**TEXT PROVIDED**

──────────────────────────────

Through this seeming defeat of imagination, this reliance on her sister’s own words, something seems to break through to Sarah. Lamia’s letters have allowed Sarah to see her sister from the inside, bringing with it a level of empathy she never had before. Two first chapters later Sarah writes about a day in the life of her stepmother Saniya, from what she imagines is her stepmother’s point of view. And again, her understanding of and empathy for Saniya deepens. A few first chapters later, Sarah imagines a walk through the streets of New York from her first husband’s point of view.

Sarah is of course fictionalizing—she can’t really know what her husband thought as he walked from classroom to apartment, can’t know what terrain her stepmother’s thoughts might occupy. But seemingly for the first time, Sarah is thinking of others, not herself, she is trying to interpret them, understand them. And in so doing, the relentless I, I, I of memoir deepens from the singular self to the multiple competing selves of family dynamics. Sarah is no longer the center of the universe but a part of the universe, and this helps her move from the role of victim to that of survivor, relinquishing blame for compassion.

──────────────────────────────

**Element location listings**
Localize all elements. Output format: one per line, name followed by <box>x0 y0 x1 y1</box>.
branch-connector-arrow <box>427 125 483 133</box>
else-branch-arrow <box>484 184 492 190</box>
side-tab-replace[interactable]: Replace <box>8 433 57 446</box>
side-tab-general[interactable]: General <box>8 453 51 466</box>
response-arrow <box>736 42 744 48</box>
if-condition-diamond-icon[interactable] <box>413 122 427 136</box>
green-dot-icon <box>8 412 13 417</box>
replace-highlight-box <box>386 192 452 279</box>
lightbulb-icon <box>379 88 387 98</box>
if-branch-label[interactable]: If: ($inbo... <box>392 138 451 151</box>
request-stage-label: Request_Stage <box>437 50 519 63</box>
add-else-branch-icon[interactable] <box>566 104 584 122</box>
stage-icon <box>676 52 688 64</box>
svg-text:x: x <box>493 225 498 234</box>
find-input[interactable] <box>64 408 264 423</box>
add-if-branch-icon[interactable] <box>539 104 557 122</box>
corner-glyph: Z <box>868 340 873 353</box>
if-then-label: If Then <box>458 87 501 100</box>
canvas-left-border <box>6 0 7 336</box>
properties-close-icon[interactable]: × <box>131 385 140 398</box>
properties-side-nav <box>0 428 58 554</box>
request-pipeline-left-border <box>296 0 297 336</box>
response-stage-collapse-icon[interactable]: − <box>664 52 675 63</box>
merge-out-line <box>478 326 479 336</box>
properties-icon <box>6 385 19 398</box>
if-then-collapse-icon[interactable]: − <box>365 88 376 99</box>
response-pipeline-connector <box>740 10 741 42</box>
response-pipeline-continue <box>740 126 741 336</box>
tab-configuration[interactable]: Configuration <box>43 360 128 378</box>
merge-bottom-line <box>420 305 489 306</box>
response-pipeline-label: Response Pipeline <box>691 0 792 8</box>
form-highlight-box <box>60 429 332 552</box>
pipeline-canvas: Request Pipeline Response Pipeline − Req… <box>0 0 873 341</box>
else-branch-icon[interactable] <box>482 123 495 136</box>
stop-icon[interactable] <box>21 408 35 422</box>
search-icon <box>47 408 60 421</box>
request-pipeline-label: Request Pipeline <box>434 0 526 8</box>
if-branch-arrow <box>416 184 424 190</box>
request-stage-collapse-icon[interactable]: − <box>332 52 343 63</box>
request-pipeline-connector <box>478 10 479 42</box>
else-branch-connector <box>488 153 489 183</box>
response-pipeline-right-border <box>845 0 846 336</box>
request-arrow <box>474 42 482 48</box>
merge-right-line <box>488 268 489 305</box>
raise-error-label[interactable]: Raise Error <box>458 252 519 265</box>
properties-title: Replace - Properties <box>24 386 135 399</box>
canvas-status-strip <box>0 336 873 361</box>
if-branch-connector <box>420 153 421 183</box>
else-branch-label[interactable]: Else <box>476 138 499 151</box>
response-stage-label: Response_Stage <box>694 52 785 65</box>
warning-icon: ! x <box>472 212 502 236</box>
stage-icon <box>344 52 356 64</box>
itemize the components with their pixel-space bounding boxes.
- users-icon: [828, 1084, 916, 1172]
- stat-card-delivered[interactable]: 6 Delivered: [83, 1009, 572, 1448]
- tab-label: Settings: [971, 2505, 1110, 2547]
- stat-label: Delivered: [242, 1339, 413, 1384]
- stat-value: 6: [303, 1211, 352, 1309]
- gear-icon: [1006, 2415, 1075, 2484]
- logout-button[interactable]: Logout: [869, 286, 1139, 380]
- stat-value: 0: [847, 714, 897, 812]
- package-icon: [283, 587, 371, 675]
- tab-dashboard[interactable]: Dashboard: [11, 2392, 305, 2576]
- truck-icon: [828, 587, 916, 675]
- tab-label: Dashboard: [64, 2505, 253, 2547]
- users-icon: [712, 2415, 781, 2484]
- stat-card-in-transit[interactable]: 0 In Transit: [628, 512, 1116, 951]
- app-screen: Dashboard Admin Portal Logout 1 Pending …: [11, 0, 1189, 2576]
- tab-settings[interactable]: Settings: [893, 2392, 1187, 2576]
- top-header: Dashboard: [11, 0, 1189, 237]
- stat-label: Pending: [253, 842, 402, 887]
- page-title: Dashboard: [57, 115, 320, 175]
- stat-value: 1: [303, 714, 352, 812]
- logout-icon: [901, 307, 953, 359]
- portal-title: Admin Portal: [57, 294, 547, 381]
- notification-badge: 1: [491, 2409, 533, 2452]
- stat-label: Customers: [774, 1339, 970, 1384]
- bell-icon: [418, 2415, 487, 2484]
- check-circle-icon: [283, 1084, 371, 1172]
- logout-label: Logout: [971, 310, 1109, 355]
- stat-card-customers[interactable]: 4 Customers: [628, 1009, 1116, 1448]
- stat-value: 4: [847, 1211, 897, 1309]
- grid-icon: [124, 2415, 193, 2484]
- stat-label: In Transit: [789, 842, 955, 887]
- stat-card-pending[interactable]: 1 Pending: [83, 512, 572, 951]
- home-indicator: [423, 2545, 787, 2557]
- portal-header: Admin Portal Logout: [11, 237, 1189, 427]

──────────────────────────────

**STATED PROBLEM A**
Answer these questions using the passage about Sarah's writing:
(i) Whose letters let Sarah see her sister from the inside?
(ii) From whose point of view does Sarah imagine a walk through the streets of New York?
(iii) According to the passage, from what role to what role does Sarah move?
**STATED PROBLEM B**
Pick up the passage about Sarah's writing after its final sentence and extend it.
This material has no connection to the passage about Sarah's writing.

**EXERCISE RESPONSE A**
(i) Lamia's
(ii) Her first husband's
(iii) From victim to survivor

**EXERCISE RESPONSE B**
Alameddine, a fine novelist, is perhaps taking a swipe at memoirs here, by implying that the fictional impulse of imagining others is the remedy for the solipsism of first-person memoirs. Yet the fictional impulse is indeed a major part of our nonfiction selves—constantly, every day, we try to interpret others, try to imagine their inner lives so we can better mesh with them. Because we cannot and will never be able to read minds, our interpretations are necessarily fictional, or at least fictions based upon the best available evidence. As I’ve said elsewhere on this website, “So many thought bubbles, like storm clouds, hover above us.”

Sarah becomes a survivor through imagining the points of views of others in her life because she has released herself from the trap they themselves are stuck in—the inability to empathize. That’s how victimizers go about their business: lost in their own dramas and playing out the echoes on others, unable to truly see the damage they’ve wrought, unable to imagine any point of view besides their own. Victims are locked within their own dramas.

Having escaped this interior claustrophobia, Sarah earns the last chapter of her memoir, which she labels not as yet another Chapter One, but as an Introduction.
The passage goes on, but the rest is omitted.